Problem: Present the records as a numbered list, from their first line through the line containing "Polygon shape (335, 228, 398, 258)", inclusive. Omit blank lines and include nothing past that line.

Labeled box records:
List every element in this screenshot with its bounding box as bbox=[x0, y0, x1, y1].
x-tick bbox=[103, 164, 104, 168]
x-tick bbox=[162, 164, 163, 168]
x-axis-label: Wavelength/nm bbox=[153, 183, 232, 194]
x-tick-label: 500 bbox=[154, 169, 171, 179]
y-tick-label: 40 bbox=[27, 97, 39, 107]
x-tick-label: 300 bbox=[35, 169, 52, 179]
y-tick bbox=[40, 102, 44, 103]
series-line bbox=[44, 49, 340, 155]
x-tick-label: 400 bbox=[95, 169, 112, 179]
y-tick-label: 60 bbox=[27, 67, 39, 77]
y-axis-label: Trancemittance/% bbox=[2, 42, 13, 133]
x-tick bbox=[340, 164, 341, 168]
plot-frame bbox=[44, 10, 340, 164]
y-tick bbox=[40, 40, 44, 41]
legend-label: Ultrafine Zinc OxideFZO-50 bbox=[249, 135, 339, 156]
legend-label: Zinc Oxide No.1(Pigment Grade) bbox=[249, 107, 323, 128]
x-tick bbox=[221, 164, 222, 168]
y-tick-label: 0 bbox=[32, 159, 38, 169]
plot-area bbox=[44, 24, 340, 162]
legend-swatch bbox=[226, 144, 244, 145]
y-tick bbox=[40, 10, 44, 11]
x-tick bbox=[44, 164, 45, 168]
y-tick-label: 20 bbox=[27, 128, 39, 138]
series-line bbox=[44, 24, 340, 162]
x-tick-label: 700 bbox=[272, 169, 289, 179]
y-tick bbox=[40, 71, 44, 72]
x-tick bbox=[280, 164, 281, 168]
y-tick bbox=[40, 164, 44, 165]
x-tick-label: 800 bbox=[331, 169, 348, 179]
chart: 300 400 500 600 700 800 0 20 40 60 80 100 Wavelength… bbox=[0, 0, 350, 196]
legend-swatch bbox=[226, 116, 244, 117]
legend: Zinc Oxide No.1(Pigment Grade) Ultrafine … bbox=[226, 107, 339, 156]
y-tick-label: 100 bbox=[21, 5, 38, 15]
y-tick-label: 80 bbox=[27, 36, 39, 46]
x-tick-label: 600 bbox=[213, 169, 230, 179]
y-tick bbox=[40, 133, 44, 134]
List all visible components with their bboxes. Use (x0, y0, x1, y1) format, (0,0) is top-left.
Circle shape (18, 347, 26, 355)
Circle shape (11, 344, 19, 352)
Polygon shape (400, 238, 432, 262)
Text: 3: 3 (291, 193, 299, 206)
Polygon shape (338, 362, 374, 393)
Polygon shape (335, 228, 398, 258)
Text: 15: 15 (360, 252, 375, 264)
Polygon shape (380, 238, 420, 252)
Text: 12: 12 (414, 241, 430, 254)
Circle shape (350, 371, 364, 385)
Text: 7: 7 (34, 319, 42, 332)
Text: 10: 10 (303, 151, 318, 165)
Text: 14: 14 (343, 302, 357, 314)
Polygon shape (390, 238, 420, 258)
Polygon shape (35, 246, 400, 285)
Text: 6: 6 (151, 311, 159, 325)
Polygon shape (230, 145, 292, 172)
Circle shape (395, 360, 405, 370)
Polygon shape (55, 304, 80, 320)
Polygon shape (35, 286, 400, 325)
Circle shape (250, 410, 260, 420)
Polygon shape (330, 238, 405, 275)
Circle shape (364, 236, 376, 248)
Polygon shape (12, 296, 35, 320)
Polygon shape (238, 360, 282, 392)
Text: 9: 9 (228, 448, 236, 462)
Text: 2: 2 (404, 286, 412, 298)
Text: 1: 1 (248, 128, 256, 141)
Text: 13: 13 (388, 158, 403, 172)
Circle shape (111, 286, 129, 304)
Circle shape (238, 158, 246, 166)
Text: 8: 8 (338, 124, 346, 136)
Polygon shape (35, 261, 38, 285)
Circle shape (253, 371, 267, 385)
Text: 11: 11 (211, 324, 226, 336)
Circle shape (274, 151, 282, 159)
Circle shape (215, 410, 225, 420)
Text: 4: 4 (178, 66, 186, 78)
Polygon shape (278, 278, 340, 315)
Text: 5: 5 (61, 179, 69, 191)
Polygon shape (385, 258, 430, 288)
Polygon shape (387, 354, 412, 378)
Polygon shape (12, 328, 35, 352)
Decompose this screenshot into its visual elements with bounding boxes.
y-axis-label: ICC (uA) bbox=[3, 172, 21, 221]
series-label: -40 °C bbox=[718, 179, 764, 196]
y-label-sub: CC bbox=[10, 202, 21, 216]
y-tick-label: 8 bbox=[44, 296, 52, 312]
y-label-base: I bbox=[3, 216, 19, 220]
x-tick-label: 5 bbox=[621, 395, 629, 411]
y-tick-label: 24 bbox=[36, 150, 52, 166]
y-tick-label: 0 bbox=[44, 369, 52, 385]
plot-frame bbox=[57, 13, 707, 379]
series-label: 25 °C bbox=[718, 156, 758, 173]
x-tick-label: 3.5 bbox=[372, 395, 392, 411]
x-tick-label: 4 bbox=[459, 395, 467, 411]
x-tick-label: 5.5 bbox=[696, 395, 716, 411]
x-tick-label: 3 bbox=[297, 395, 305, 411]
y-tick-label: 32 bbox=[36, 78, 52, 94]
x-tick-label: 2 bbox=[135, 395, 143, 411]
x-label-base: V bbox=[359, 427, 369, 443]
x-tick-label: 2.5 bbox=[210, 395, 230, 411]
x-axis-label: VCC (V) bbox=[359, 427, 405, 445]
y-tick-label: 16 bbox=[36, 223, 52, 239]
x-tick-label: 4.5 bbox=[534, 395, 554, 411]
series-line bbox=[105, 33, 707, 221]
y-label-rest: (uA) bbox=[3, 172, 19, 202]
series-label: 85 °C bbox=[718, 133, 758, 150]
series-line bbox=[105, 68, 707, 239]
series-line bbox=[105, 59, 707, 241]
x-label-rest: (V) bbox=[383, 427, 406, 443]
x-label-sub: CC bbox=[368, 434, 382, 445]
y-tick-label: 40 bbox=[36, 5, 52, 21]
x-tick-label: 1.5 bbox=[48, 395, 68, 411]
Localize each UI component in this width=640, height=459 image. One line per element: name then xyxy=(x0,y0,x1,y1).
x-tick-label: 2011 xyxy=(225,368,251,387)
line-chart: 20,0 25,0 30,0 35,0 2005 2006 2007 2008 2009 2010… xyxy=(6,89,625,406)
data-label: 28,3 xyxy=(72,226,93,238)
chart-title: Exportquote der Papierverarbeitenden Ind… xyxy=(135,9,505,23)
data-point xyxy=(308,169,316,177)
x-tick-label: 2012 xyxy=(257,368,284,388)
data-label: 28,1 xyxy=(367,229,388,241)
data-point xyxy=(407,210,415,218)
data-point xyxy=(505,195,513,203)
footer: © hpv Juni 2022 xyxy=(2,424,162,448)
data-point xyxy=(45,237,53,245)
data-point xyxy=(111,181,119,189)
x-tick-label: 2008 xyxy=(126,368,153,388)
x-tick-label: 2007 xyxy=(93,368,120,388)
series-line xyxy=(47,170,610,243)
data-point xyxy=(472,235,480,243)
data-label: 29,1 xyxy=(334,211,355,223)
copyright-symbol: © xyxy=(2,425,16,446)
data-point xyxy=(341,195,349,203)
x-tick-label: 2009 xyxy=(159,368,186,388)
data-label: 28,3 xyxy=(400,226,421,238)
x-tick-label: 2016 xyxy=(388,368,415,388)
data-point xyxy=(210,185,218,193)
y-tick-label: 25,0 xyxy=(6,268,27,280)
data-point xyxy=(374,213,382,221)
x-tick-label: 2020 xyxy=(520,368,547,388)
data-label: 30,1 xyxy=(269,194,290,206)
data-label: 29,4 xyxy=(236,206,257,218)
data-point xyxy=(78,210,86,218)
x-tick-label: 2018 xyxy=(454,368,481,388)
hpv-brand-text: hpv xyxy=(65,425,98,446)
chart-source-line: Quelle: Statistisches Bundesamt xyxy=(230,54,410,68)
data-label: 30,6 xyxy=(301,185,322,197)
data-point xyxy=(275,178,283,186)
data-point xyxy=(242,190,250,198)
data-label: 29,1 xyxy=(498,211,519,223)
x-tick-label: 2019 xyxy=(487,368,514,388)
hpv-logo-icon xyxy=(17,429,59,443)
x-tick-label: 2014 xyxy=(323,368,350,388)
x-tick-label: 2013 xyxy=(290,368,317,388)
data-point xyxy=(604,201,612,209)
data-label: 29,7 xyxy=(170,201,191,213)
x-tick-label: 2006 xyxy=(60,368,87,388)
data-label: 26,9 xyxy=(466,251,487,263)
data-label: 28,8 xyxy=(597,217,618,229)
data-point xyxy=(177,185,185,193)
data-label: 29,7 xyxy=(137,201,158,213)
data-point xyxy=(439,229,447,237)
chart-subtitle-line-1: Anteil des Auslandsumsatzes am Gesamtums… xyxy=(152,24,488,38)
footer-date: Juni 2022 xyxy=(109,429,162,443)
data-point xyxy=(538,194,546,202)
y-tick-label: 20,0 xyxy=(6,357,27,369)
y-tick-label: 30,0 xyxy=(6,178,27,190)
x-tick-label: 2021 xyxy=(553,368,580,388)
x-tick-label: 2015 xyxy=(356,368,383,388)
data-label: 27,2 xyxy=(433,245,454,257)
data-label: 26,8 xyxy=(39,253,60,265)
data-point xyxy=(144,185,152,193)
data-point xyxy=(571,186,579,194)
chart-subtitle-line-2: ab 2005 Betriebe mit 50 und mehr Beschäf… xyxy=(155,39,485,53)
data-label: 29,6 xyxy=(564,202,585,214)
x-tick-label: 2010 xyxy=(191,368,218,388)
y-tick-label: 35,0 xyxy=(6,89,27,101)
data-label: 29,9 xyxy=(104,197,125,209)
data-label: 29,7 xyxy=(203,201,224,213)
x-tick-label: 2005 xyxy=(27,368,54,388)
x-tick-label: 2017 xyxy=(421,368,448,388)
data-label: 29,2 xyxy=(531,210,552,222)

Expected answer:
1. List every element in this screenshot with its bounding box as bbox=[x0, y0, x1, y1].
2. x-tick bbox=[103, 164, 104, 168]
3. x-tick bbox=[162, 164, 163, 168]
4. x-axis-label: Wavelength/nm bbox=[153, 183, 232, 194]
5. x-tick-label: 500 bbox=[154, 169, 171, 179]
6. y-tick-label: 40 bbox=[27, 97, 39, 107]
7. x-tick-label: 300 bbox=[35, 169, 52, 179]
8. y-tick bbox=[40, 102, 44, 103]
9. series-line bbox=[44, 49, 340, 155]
10. x-tick-label: 400 bbox=[95, 169, 112, 179]
11. y-tick-label: 60 bbox=[27, 67, 39, 77]
12. y-axis-label: Trancemittance/% bbox=[2, 42, 13, 133]
13. x-tick bbox=[340, 164, 341, 168]
14. plot-frame bbox=[44, 10, 340, 164]
15. y-tick bbox=[40, 40, 44, 41]
16. legend-label: Ultrafine Zinc OxideFZO-50 bbox=[249, 135, 339, 156]
17. legend-label: Zinc Oxide No.1(Pigment Grade) bbox=[249, 107, 323, 128]
18. x-tick bbox=[221, 164, 222, 168]
19. y-tick-label: 0 bbox=[32, 159, 38, 169]
20. plot-area bbox=[44, 24, 340, 162]
21. legend-swatch bbox=[226, 144, 244, 145]
22. y-tick bbox=[40, 10, 44, 11]
23. x-tick bbox=[44, 164, 45, 168]
24. y-tick-label: 20 bbox=[27, 128, 39, 138]
25. series-line bbox=[44, 24, 340, 162]
26. x-tick-label: 700 bbox=[272, 169, 289, 179]
27. y-tick bbox=[40, 71, 44, 72]
28. x-tick bbox=[280, 164, 281, 168]
29. y-tick bbox=[40, 164, 44, 165]
30. x-tick-label: 800 bbox=[331, 169, 348, 179]
31. chart: 300 400 500 600 700 800 0 20 40 60 80 100 Wavelength… bbox=[0, 0, 350, 196]
32. legend-swatch bbox=[226, 116, 244, 117]
33. legend: Zinc Oxide No.1(Pigment Grade) Ultrafine … bbox=[226, 107, 339, 156]
34. y-tick-label: 100 bbox=[21, 5, 38, 15]
35. y-tick-label: 80 bbox=[27, 36, 39, 46]
36. x-tick-label: 600 bbox=[213, 169, 230, 179]
37. y-tick bbox=[40, 133, 44, 134]
38. List all visible components with their bboxes. Use (x0, y0, x1, y1) format, (0,0) is top-left.
39. Circle shape (18, 347, 26, 355)
40. Circle shape (11, 344, 19, 352)
41. Polygon shape (400, 238, 432, 262)
42. Text: 3: 3 (291, 193, 299, 206)
43. Polygon shape (338, 362, 374, 393)
44. Polygon shape (335, 228, 398, 258)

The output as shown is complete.